Dataset content
-- START --
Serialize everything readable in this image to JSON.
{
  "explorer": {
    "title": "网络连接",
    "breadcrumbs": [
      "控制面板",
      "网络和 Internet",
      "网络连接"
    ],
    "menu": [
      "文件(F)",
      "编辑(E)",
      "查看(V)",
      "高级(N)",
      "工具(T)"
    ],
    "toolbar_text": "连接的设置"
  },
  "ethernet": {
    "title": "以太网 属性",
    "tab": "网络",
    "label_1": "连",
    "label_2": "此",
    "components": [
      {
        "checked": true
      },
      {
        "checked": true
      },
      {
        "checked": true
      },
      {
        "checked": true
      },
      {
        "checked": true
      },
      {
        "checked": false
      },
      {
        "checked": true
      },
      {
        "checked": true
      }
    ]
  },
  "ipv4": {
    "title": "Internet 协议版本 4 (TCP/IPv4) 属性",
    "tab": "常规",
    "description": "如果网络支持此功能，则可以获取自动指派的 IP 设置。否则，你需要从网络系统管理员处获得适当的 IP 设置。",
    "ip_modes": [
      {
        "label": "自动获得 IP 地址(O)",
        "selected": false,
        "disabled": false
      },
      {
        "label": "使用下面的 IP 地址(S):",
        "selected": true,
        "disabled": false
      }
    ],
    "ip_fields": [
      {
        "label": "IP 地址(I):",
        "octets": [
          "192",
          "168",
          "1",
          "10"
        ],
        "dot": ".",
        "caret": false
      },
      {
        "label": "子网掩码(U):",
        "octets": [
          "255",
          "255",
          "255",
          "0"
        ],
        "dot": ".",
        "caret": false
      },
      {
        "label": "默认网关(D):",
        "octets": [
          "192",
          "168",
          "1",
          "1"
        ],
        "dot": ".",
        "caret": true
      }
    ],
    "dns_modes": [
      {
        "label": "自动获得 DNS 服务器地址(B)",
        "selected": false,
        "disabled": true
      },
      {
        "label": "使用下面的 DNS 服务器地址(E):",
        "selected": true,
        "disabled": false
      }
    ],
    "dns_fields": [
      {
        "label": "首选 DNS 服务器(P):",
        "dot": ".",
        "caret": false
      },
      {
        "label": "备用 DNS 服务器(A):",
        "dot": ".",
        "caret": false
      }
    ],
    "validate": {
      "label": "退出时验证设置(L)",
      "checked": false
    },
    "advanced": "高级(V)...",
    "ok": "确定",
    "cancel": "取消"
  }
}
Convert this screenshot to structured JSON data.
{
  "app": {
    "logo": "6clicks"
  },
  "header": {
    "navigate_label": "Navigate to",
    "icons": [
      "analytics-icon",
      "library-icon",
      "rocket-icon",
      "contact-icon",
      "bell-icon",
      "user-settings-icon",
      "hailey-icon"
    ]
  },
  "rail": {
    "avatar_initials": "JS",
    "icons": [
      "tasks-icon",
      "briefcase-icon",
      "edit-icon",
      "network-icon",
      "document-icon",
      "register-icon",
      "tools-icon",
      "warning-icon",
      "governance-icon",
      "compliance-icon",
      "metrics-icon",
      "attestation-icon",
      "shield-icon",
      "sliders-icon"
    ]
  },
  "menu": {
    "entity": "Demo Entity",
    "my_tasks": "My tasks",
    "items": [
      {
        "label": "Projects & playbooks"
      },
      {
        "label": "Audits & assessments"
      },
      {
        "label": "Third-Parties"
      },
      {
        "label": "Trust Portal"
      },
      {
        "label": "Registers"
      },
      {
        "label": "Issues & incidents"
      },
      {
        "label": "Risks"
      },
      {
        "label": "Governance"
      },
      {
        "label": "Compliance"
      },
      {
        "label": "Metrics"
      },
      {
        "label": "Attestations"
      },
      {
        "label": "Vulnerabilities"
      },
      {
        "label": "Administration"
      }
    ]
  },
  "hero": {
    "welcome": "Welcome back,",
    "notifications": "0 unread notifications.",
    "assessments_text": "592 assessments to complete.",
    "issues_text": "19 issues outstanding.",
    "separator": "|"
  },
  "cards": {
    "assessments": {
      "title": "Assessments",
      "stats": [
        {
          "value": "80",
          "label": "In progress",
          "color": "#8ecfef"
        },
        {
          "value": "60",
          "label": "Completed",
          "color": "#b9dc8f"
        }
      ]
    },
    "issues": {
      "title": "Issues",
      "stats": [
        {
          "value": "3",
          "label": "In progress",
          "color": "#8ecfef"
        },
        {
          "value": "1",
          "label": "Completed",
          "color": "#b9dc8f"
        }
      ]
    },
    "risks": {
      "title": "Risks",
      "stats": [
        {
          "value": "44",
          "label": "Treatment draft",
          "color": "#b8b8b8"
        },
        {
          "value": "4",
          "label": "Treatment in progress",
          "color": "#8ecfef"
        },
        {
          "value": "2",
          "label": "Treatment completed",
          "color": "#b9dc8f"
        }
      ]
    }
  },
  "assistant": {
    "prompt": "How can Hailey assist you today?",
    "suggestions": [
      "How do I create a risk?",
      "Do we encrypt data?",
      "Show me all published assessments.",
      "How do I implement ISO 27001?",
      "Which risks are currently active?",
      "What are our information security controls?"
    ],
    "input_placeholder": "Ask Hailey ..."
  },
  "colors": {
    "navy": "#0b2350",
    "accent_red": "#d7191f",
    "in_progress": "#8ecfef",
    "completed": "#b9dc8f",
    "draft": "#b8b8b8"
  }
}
-- END --
-- START --
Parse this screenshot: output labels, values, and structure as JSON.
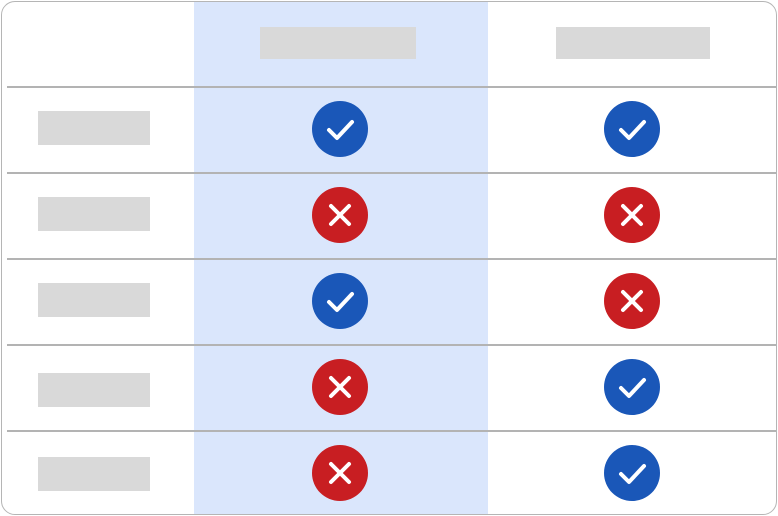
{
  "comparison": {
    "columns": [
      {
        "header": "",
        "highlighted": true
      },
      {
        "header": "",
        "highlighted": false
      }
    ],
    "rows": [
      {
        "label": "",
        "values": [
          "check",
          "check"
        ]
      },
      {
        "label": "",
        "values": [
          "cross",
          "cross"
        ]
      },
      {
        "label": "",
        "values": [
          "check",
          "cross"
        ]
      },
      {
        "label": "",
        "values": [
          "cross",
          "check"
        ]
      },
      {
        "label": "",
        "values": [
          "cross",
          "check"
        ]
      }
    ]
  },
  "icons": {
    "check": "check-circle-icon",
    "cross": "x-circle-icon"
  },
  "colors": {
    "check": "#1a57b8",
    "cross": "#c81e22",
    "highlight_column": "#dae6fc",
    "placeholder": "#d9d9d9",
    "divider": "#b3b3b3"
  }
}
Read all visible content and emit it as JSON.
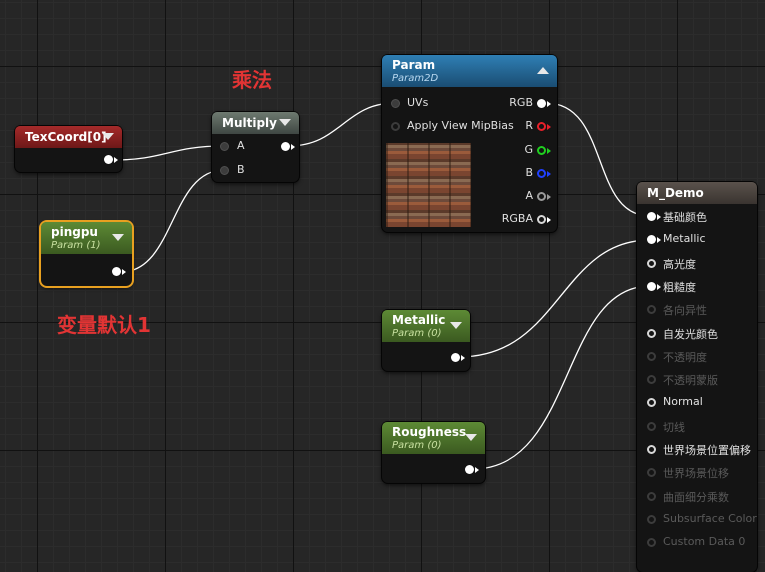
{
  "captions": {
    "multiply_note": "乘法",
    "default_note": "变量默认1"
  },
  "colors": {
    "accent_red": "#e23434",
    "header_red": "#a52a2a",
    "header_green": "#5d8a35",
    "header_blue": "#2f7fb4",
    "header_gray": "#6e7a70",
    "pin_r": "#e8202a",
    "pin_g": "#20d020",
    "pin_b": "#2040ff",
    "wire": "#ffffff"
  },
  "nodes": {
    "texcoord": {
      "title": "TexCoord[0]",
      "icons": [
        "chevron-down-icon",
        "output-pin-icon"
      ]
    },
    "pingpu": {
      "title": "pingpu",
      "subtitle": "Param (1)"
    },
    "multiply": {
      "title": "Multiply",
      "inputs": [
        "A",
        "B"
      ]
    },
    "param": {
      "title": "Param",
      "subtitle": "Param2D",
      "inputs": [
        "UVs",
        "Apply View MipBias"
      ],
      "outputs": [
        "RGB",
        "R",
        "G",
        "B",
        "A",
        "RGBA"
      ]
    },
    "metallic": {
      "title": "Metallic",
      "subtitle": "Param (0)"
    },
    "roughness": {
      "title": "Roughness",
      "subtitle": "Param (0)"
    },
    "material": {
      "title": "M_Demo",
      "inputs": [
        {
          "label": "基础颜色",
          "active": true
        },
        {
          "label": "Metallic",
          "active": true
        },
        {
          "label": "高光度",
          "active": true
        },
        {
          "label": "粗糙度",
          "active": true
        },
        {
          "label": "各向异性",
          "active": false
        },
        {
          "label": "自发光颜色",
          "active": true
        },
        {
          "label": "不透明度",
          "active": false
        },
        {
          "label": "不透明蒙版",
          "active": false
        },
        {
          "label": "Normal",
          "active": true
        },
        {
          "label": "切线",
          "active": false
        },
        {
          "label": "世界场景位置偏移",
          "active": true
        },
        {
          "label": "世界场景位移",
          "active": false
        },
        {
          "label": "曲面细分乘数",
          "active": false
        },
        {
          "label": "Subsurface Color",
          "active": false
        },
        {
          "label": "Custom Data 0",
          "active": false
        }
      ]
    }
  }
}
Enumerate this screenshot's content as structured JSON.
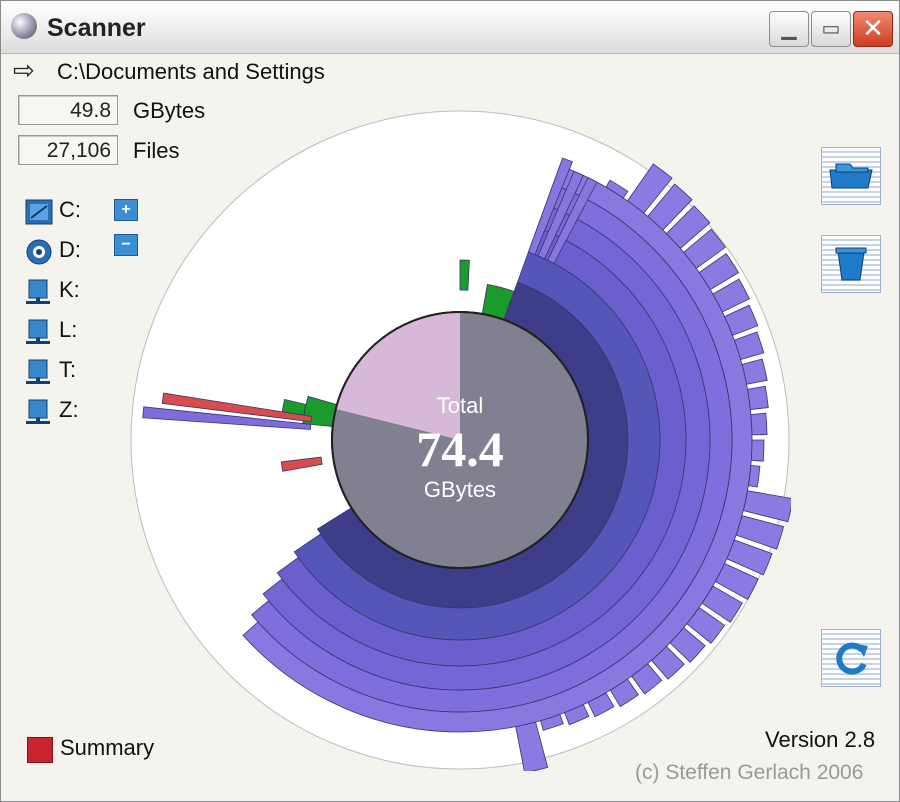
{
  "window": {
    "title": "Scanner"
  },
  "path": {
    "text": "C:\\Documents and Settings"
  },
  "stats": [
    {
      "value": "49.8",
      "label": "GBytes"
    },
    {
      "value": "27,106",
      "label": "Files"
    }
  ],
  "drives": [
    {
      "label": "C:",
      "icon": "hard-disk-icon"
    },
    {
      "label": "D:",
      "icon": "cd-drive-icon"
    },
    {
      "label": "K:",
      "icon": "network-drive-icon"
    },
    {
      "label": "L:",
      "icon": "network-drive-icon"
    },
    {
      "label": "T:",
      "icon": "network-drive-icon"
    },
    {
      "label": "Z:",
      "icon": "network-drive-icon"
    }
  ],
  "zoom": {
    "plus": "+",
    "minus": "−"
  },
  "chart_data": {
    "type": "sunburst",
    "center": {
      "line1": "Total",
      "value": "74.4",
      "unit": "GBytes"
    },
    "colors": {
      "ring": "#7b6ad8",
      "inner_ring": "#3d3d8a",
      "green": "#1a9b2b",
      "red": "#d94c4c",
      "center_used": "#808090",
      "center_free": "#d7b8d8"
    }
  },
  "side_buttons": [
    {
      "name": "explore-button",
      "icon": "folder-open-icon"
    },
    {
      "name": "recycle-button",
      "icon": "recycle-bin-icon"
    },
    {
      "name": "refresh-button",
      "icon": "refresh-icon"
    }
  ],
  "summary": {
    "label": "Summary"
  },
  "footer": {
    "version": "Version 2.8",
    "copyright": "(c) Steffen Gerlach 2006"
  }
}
-- END --
Work required
How many lines in the entries contain the string "screenshot"? Answer with the number only.

Complete response
3